*** Provided records ***

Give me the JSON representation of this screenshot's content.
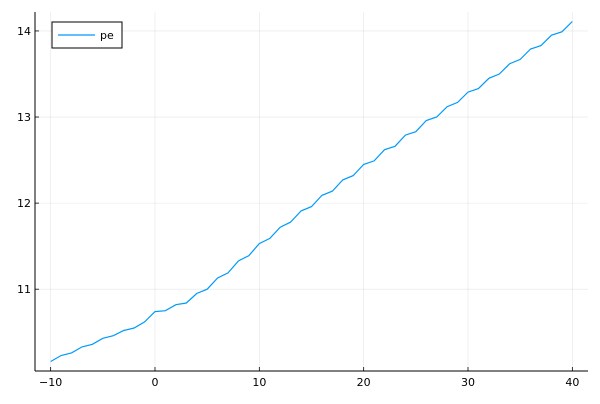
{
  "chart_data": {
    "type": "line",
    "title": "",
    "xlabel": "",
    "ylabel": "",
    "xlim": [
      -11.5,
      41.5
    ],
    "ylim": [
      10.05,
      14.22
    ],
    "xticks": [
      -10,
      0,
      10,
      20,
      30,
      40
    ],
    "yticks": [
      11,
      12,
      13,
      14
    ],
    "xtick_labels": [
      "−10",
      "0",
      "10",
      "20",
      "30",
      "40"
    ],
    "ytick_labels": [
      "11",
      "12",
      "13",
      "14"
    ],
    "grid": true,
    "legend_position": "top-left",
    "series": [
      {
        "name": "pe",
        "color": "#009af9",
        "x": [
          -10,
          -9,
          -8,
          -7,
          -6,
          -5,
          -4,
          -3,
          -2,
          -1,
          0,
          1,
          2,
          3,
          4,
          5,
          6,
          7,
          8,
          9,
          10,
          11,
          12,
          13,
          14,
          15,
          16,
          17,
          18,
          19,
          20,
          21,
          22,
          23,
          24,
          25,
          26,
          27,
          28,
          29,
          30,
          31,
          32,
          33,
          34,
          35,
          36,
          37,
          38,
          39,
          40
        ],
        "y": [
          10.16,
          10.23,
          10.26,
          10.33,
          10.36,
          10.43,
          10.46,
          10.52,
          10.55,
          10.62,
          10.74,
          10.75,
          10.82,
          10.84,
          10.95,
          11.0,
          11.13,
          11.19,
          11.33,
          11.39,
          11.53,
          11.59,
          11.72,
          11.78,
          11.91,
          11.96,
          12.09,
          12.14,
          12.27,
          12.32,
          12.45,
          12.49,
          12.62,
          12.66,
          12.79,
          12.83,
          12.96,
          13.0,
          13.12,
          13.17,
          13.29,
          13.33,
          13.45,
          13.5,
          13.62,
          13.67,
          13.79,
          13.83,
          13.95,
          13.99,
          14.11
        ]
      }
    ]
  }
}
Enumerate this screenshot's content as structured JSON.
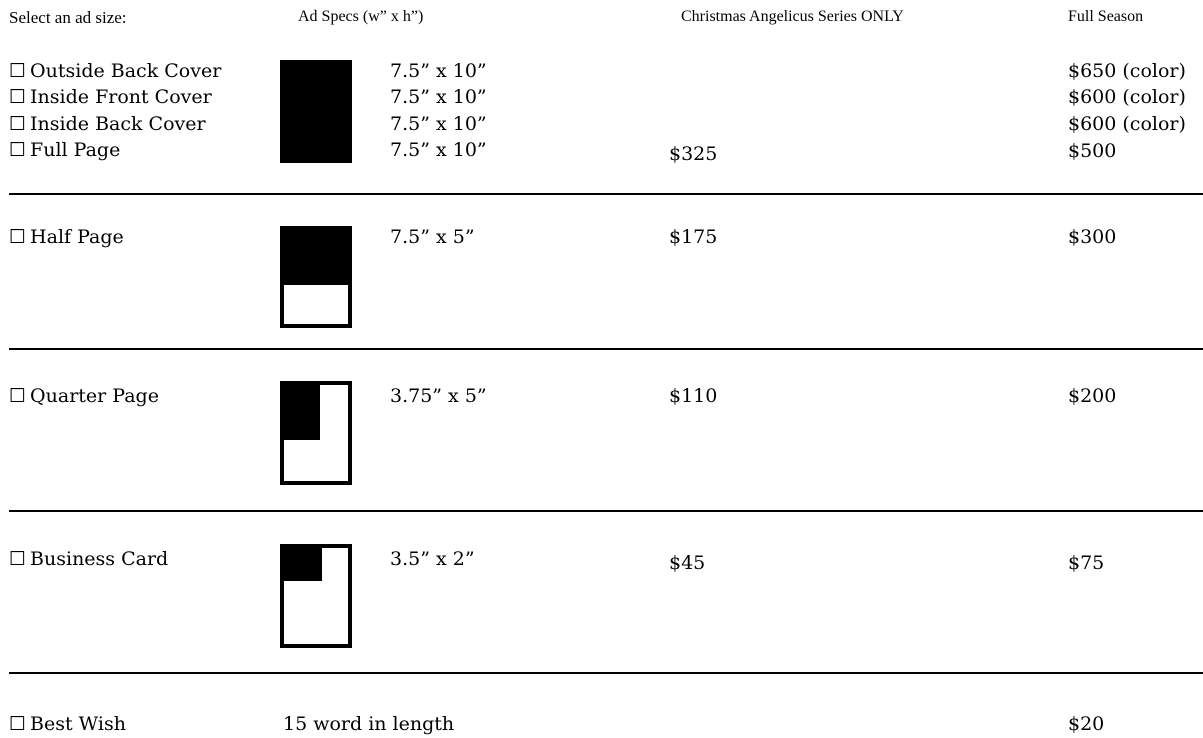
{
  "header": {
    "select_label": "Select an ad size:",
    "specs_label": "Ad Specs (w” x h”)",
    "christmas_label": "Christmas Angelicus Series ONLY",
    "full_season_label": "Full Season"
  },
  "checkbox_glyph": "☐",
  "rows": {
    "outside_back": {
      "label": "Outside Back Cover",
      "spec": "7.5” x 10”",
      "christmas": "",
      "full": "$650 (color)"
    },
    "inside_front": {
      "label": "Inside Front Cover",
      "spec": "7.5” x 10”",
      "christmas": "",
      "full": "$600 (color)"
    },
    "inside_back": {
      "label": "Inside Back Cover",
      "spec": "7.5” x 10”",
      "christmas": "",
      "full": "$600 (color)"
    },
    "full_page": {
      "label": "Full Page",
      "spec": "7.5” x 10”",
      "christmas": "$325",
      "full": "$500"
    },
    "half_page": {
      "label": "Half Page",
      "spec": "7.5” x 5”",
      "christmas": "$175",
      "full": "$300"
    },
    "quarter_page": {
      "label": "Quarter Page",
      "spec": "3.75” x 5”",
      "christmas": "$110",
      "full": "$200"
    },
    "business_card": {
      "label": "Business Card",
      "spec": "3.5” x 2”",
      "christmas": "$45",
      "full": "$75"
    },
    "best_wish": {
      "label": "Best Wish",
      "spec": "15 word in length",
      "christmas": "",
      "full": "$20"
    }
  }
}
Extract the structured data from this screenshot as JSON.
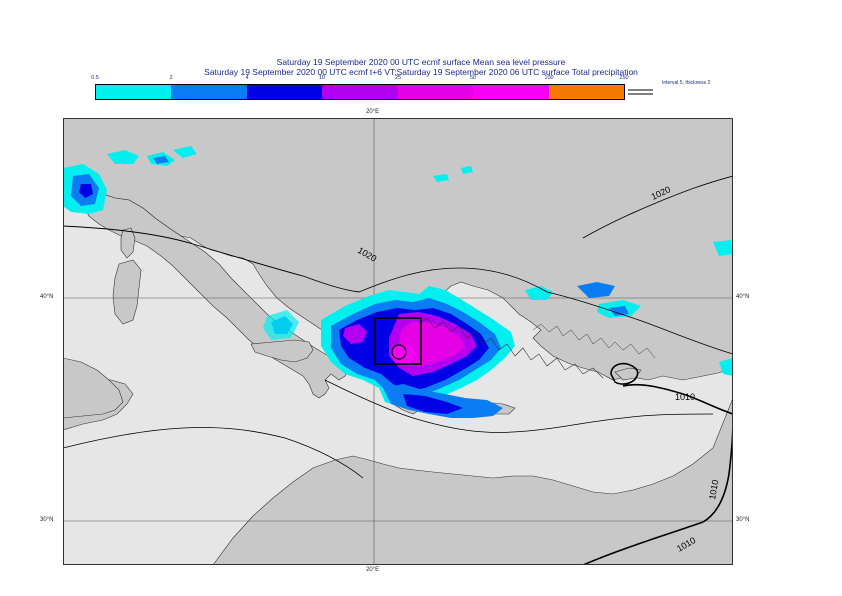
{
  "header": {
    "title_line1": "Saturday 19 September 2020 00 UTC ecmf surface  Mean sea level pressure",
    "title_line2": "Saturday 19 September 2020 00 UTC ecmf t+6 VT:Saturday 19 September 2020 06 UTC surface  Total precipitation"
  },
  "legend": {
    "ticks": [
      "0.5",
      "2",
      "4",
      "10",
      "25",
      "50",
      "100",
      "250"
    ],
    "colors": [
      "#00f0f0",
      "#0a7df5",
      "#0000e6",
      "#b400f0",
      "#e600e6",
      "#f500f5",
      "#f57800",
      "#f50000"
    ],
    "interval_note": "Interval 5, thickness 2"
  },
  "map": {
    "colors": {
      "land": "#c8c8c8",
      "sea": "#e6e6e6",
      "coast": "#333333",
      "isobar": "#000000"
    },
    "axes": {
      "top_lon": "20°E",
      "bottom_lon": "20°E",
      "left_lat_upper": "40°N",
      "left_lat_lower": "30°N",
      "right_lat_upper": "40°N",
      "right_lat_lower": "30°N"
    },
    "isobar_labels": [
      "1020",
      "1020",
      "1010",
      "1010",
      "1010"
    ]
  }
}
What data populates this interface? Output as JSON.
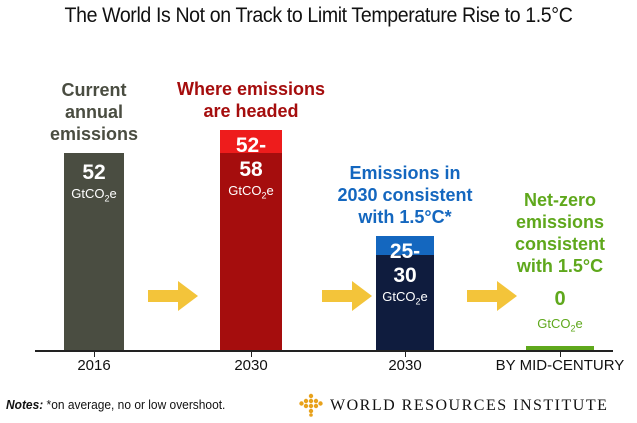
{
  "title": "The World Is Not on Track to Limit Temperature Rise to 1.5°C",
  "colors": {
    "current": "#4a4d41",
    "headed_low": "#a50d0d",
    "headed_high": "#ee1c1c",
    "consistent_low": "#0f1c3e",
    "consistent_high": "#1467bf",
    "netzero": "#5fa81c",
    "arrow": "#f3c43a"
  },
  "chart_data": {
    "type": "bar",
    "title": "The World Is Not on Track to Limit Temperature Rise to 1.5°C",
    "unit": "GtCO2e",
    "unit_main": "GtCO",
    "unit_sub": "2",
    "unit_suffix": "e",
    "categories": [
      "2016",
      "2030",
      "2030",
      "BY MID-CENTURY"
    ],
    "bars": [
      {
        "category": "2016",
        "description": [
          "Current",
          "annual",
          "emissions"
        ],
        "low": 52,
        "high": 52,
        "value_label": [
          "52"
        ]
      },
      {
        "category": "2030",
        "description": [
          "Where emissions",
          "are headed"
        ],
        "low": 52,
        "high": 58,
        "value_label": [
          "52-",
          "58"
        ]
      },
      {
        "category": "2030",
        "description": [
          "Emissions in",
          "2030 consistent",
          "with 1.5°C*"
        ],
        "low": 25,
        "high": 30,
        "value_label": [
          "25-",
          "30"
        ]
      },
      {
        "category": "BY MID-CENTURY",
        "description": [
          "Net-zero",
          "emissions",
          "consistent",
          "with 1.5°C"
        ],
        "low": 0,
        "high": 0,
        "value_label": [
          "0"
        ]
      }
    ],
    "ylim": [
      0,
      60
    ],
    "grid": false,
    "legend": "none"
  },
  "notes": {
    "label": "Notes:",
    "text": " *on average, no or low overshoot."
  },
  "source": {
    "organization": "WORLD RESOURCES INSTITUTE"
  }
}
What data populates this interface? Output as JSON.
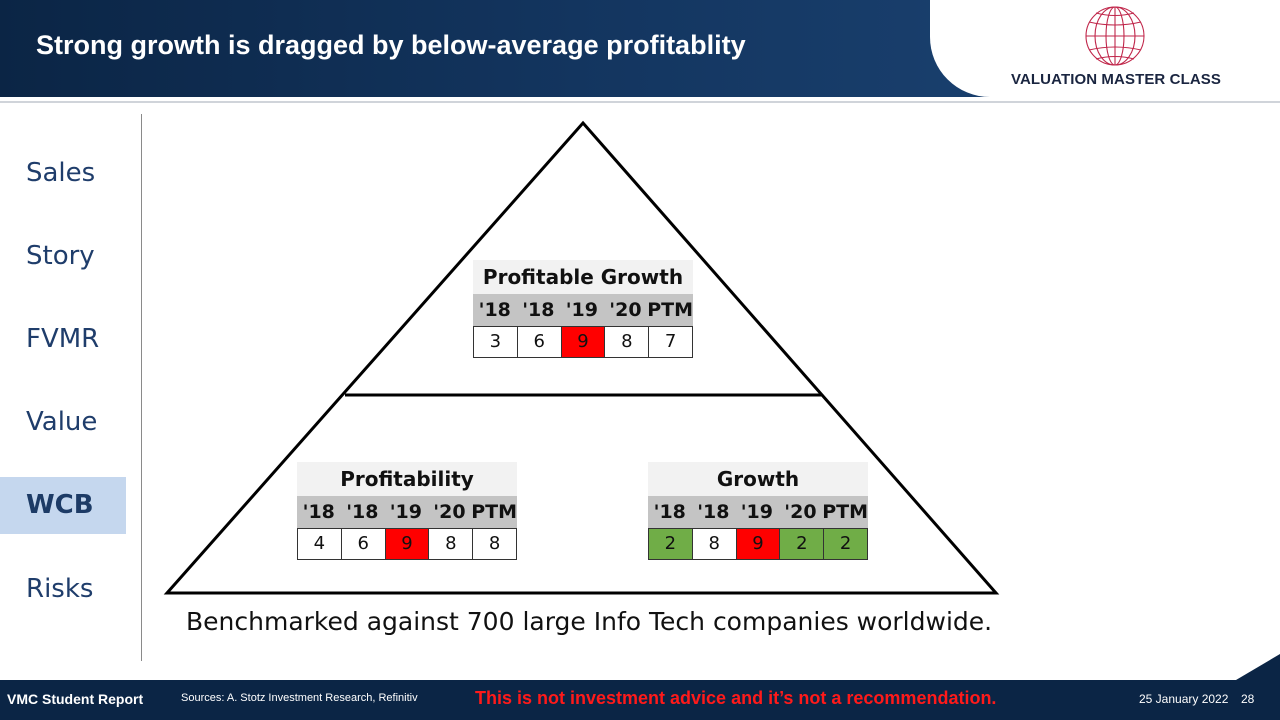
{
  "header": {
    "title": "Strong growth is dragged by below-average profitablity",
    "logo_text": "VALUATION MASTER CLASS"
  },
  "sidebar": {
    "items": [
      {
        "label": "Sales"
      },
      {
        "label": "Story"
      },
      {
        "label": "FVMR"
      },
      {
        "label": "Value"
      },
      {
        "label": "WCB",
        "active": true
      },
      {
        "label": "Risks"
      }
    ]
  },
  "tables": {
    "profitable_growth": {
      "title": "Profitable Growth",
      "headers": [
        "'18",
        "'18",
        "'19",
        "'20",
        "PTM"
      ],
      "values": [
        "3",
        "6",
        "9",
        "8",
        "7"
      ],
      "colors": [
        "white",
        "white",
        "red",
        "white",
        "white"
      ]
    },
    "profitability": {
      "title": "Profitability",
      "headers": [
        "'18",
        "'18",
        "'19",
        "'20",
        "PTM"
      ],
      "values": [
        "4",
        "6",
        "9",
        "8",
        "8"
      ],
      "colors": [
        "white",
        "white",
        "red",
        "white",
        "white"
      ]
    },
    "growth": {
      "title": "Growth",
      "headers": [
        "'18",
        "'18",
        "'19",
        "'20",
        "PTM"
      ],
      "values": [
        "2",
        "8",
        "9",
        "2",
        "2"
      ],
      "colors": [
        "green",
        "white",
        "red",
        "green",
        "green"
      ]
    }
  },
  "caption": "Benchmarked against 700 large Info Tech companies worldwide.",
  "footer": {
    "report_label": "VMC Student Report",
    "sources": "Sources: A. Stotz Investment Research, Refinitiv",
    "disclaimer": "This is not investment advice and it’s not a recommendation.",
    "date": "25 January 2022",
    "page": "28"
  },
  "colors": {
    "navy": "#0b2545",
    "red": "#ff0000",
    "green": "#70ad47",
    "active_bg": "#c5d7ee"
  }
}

***

From the listing above, collect every line that mentions the word "screenshot".

Give me the JSON representation of this screenshot's content.
Enumerate this screenshot's content as structured JSON.
Extract the structured data from this screenshot as JSON.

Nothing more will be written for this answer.